Requirements:
Transcribe the records that follow. Keep every word exactly, and drop the pictures.

Data records:
□ □ □

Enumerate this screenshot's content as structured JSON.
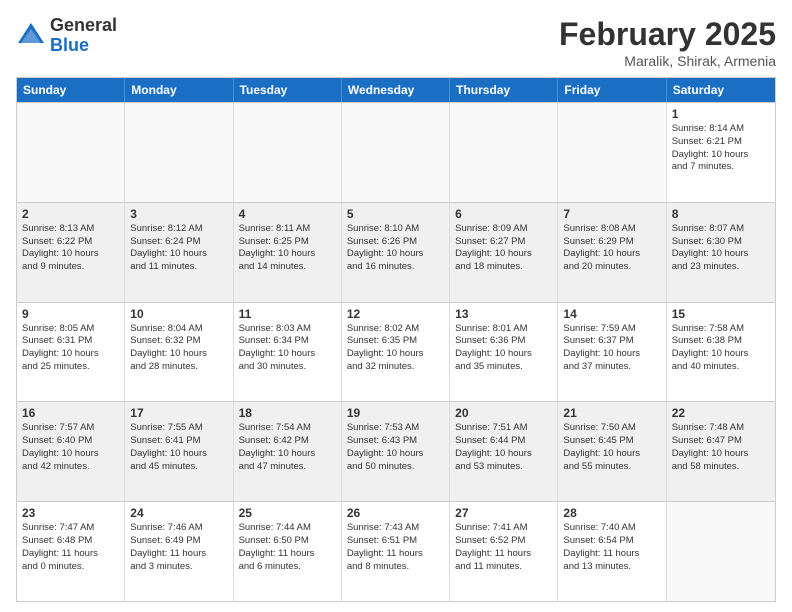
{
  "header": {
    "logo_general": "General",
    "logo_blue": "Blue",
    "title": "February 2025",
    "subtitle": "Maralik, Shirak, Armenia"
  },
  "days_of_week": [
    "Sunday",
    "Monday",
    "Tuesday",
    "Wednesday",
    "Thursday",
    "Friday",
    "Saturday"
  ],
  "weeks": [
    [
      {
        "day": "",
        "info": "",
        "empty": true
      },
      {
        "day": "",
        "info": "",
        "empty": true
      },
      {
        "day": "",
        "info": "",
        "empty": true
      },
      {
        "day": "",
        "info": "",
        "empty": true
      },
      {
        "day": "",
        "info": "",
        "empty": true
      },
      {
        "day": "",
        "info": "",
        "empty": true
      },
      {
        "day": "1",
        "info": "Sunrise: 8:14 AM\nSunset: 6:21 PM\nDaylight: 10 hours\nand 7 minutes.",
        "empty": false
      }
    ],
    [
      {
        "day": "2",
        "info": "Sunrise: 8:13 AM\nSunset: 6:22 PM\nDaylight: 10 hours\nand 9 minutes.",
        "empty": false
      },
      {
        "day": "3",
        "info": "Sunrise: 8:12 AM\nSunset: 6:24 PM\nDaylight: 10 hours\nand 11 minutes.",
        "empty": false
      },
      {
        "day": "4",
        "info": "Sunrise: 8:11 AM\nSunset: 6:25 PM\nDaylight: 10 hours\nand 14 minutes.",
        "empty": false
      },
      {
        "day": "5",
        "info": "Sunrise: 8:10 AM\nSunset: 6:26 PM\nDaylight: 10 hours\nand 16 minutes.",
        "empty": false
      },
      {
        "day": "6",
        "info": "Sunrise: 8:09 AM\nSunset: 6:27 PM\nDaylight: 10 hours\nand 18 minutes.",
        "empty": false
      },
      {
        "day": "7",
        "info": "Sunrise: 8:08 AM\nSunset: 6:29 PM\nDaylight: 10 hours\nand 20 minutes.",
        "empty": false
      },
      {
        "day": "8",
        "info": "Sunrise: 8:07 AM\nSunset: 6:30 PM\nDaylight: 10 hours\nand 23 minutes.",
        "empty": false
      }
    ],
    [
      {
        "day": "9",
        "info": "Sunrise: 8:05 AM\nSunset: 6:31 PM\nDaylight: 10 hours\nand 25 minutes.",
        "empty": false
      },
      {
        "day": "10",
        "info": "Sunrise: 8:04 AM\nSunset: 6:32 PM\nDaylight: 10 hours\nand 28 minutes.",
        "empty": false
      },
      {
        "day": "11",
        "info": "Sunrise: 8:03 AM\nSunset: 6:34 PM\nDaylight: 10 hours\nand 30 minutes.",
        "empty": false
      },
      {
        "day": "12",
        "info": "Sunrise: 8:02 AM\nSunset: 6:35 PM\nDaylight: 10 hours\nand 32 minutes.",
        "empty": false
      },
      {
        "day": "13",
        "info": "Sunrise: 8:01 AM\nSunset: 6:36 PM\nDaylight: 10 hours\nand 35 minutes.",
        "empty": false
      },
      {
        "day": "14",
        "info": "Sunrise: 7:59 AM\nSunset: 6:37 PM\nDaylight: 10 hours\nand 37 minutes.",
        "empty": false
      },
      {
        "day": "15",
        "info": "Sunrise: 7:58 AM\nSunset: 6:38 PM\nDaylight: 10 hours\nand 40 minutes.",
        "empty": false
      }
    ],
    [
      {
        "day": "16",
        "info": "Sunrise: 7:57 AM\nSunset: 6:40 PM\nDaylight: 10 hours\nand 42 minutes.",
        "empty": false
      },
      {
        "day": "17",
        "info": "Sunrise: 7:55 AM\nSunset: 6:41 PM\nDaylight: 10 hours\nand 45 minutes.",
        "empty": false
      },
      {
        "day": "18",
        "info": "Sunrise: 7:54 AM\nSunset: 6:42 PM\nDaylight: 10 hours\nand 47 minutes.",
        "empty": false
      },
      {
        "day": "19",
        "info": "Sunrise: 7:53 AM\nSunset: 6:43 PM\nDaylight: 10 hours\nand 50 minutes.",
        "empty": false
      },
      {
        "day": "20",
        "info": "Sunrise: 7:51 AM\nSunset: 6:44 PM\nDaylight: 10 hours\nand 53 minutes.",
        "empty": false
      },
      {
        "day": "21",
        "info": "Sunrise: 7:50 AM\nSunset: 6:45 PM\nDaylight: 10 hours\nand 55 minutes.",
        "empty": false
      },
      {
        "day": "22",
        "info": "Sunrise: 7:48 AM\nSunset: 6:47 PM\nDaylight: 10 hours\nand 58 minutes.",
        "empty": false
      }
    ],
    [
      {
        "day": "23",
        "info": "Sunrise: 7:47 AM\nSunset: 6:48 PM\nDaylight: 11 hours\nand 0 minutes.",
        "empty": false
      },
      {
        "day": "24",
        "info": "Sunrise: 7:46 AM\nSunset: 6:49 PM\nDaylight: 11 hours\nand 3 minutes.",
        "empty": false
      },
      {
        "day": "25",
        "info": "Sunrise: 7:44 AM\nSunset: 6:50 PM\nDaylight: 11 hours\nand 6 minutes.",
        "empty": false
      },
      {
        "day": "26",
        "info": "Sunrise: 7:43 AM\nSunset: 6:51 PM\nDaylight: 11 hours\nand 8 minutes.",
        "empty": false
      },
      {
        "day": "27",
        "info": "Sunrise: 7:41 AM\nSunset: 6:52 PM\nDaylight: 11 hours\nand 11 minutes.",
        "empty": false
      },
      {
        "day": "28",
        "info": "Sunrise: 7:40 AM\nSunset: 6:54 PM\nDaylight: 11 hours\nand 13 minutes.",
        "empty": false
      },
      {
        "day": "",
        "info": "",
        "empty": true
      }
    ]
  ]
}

□ □ □

Final result:
Enumerate this screenshot's content as structured JSON.
{
  "header": {
    "logo_general": "General",
    "logo_blue": "Blue",
    "title": "February 2025",
    "subtitle": "Maralik, Shirak, Armenia"
  },
  "days_of_week": [
    "Sunday",
    "Monday",
    "Tuesday",
    "Wednesday",
    "Thursday",
    "Friday",
    "Saturday"
  ],
  "weeks": [
    [
      {
        "day": "",
        "info": "",
        "empty": true
      },
      {
        "day": "",
        "info": "",
        "empty": true
      },
      {
        "day": "",
        "info": "",
        "empty": true
      },
      {
        "day": "",
        "info": "",
        "empty": true
      },
      {
        "day": "",
        "info": "",
        "empty": true
      },
      {
        "day": "",
        "info": "",
        "empty": true
      },
      {
        "day": "1",
        "info": "Sunrise: 8:14 AM\nSunset: 6:21 PM\nDaylight: 10 hours\nand 7 minutes.",
        "empty": false
      }
    ],
    [
      {
        "day": "2",
        "info": "Sunrise: 8:13 AM\nSunset: 6:22 PM\nDaylight: 10 hours\nand 9 minutes.",
        "empty": false
      },
      {
        "day": "3",
        "info": "Sunrise: 8:12 AM\nSunset: 6:24 PM\nDaylight: 10 hours\nand 11 minutes.",
        "empty": false
      },
      {
        "day": "4",
        "info": "Sunrise: 8:11 AM\nSunset: 6:25 PM\nDaylight: 10 hours\nand 14 minutes.",
        "empty": false
      },
      {
        "day": "5",
        "info": "Sunrise: 8:10 AM\nSunset: 6:26 PM\nDaylight: 10 hours\nand 16 minutes.",
        "empty": false
      },
      {
        "day": "6",
        "info": "Sunrise: 8:09 AM\nSunset: 6:27 PM\nDaylight: 10 hours\nand 18 minutes.",
        "empty": false
      },
      {
        "day": "7",
        "info": "Sunrise: 8:08 AM\nSunset: 6:29 PM\nDaylight: 10 hours\nand 20 minutes.",
        "empty": false
      },
      {
        "day": "8",
        "info": "Sunrise: 8:07 AM\nSunset: 6:30 PM\nDaylight: 10 hours\nand 23 minutes.",
        "empty": false
      }
    ],
    [
      {
        "day": "9",
        "info": "Sunrise: 8:05 AM\nSunset: 6:31 PM\nDaylight: 10 hours\nand 25 minutes.",
        "empty": false
      },
      {
        "day": "10",
        "info": "Sunrise: 8:04 AM\nSunset: 6:32 PM\nDaylight: 10 hours\nand 28 minutes.",
        "empty": false
      },
      {
        "day": "11",
        "info": "Sunrise: 8:03 AM\nSunset: 6:34 PM\nDaylight: 10 hours\nand 30 minutes.",
        "empty": false
      },
      {
        "day": "12",
        "info": "Sunrise: 8:02 AM\nSunset: 6:35 PM\nDaylight: 10 hours\nand 32 minutes.",
        "empty": false
      },
      {
        "day": "13",
        "info": "Sunrise: 8:01 AM\nSunset: 6:36 PM\nDaylight: 10 hours\nand 35 minutes.",
        "empty": false
      },
      {
        "day": "14",
        "info": "Sunrise: 7:59 AM\nSunset: 6:37 PM\nDaylight: 10 hours\nand 37 minutes.",
        "empty": false
      },
      {
        "day": "15",
        "info": "Sunrise: 7:58 AM\nSunset: 6:38 PM\nDaylight: 10 hours\nand 40 minutes.",
        "empty": false
      }
    ],
    [
      {
        "day": "16",
        "info": "Sunrise: 7:57 AM\nSunset: 6:40 PM\nDaylight: 10 hours\nand 42 minutes.",
        "empty": false
      },
      {
        "day": "17",
        "info": "Sunrise: 7:55 AM\nSunset: 6:41 PM\nDaylight: 10 hours\nand 45 minutes.",
        "empty": false
      },
      {
        "day": "18",
        "info": "Sunrise: 7:54 AM\nSunset: 6:42 PM\nDaylight: 10 hours\nand 47 minutes.",
        "empty": false
      },
      {
        "day": "19",
        "info": "Sunrise: 7:53 AM\nSunset: 6:43 PM\nDaylight: 10 hours\nand 50 minutes.",
        "empty": false
      },
      {
        "day": "20",
        "info": "Sunrise: 7:51 AM\nSunset: 6:44 PM\nDaylight: 10 hours\nand 53 minutes.",
        "empty": false
      },
      {
        "day": "21",
        "info": "Sunrise: 7:50 AM\nSunset: 6:45 PM\nDaylight: 10 hours\nand 55 minutes.",
        "empty": false
      },
      {
        "day": "22",
        "info": "Sunrise: 7:48 AM\nSunset: 6:47 PM\nDaylight: 10 hours\nand 58 minutes.",
        "empty": false
      }
    ],
    [
      {
        "day": "23",
        "info": "Sunrise: 7:47 AM\nSunset: 6:48 PM\nDaylight: 11 hours\nand 0 minutes.",
        "empty": false
      },
      {
        "day": "24",
        "info": "Sunrise: 7:46 AM\nSunset: 6:49 PM\nDaylight: 11 hours\nand 3 minutes.",
        "empty": false
      },
      {
        "day": "25",
        "info": "Sunrise: 7:44 AM\nSunset: 6:50 PM\nDaylight: 11 hours\nand 6 minutes.",
        "empty": false
      },
      {
        "day": "26",
        "info": "Sunrise: 7:43 AM\nSunset: 6:51 PM\nDaylight: 11 hours\nand 8 minutes.",
        "empty": false
      },
      {
        "day": "27",
        "info": "Sunrise: 7:41 AM\nSunset: 6:52 PM\nDaylight: 11 hours\nand 11 minutes.",
        "empty": false
      },
      {
        "day": "28",
        "info": "Sunrise: 7:40 AM\nSunset: 6:54 PM\nDaylight: 11 hours\nand 13 minutes.",
        "empty": false
      },
      {
        "day": "",
        "info": "",
        "empty": true
      }
    ]
  ]
}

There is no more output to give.